> **Entries shown**:
■ ■ ■ ■ ■

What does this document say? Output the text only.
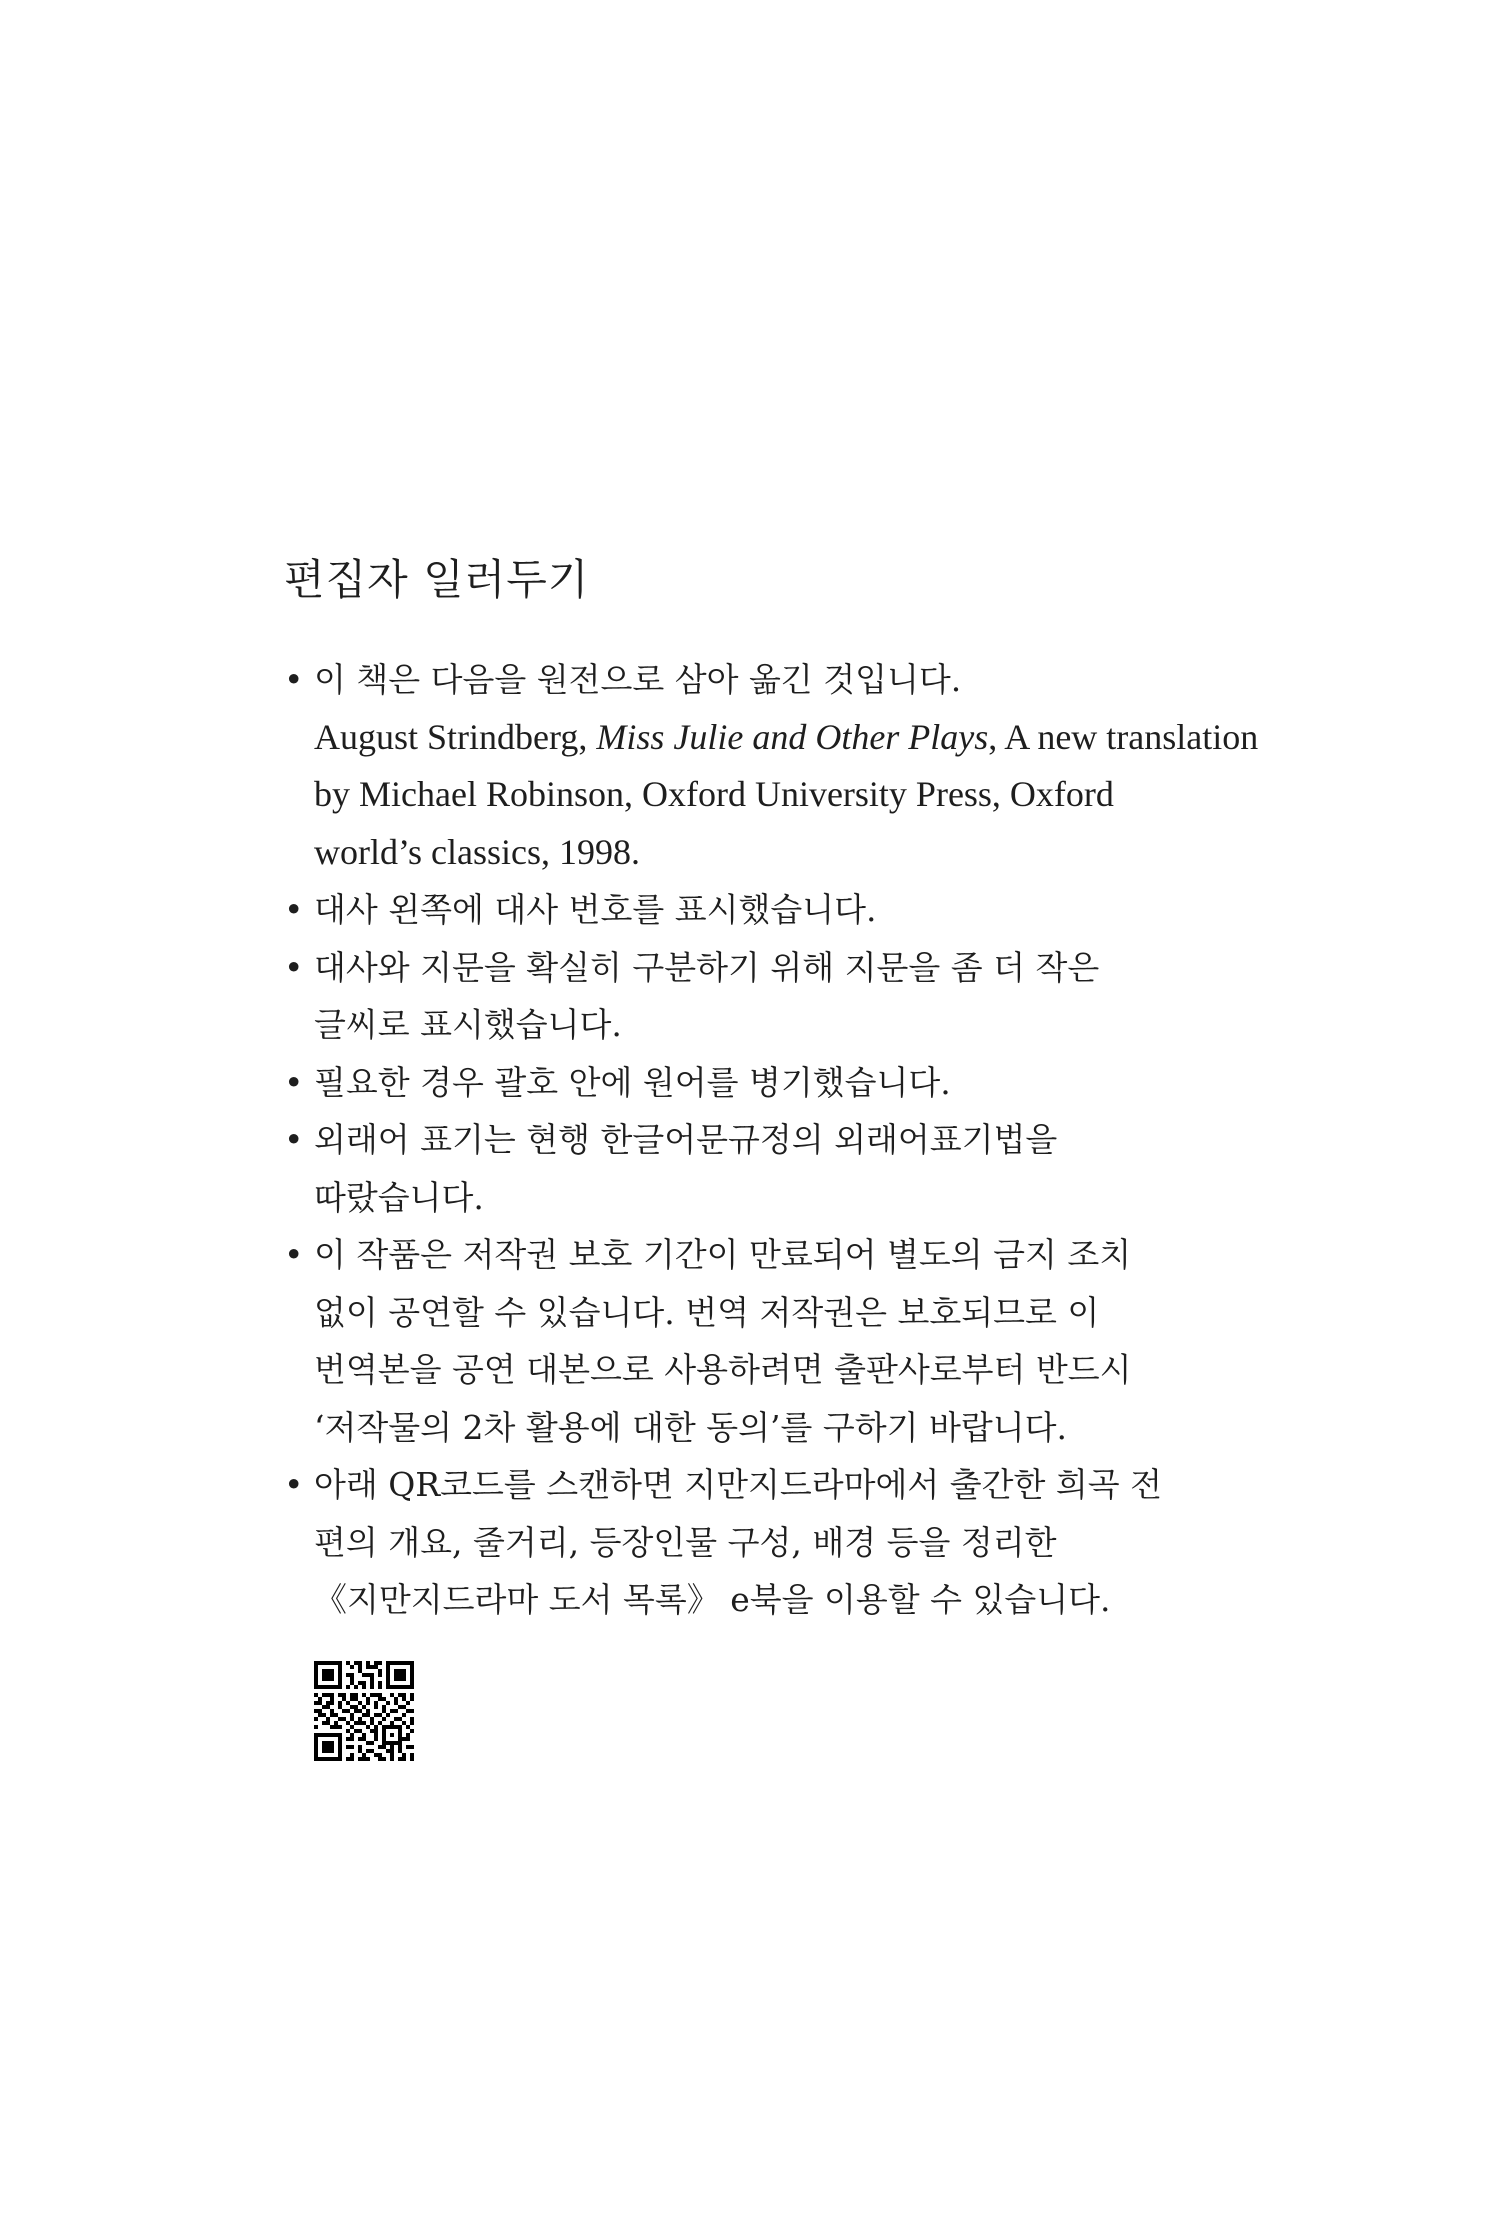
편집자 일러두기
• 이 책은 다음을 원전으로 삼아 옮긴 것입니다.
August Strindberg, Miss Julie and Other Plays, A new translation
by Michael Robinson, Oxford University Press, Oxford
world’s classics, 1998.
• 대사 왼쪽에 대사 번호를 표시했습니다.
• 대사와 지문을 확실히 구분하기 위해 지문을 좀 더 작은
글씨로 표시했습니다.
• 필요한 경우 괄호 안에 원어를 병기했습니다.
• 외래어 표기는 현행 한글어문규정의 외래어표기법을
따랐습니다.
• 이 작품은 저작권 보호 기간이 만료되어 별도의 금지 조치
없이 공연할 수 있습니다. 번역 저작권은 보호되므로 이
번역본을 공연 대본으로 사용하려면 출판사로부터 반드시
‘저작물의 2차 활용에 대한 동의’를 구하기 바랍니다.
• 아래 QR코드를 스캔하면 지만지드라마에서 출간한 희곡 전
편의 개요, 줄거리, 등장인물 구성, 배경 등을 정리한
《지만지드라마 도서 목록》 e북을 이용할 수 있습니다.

■ ■ ■ ■ ■

> **Exercise requirements**:
Repeat each entry precisely as it appears. Leave the pictures out.

> **Problem solution**:
What does this document say? Output the text only.
편집자 일러두기
• 이 책은 다음을 원전으로 삼아 옮긴 것입니다.
August Strindberg, Miss Julie and Other Plays, A new translation
by Michael Robinson, Oxford University Press, Oxford
world’s classics, 1998.
• 대사 왼쪽에 대사 번호를 표시했습니다.
• 대사와 지문을 확실히 구분하기 위해 지문을 좀 더 작은
글씨로 표시했습니다.
• 필요한 경우 괄호 안에 원어를 병기했습니다.
• 외래어 표기는 현행 한글어문규정의 외래어표기법을
따랐습니다.
• 이 작품은 저작권 보호 기간이 만료되어 별도의 금지 조치
없이 공연할 수 있습니다. 번역 저작권은 보호되므로 이
번역본을 공연 대본으로 사용하려면 출판사로부터 반드시
‘저작물의 2차 활용에 대한 동의’를 구하기 바랍니다.
• 아래 QR코드를 스캔하면 지만지드라마에서 출간한 희곡 전
편의 개요, 줄거리, 등장인물 구성, 배경 등을 정리한
《지만지드라마 도서 목록》 e북을 이용할 수 있습니다.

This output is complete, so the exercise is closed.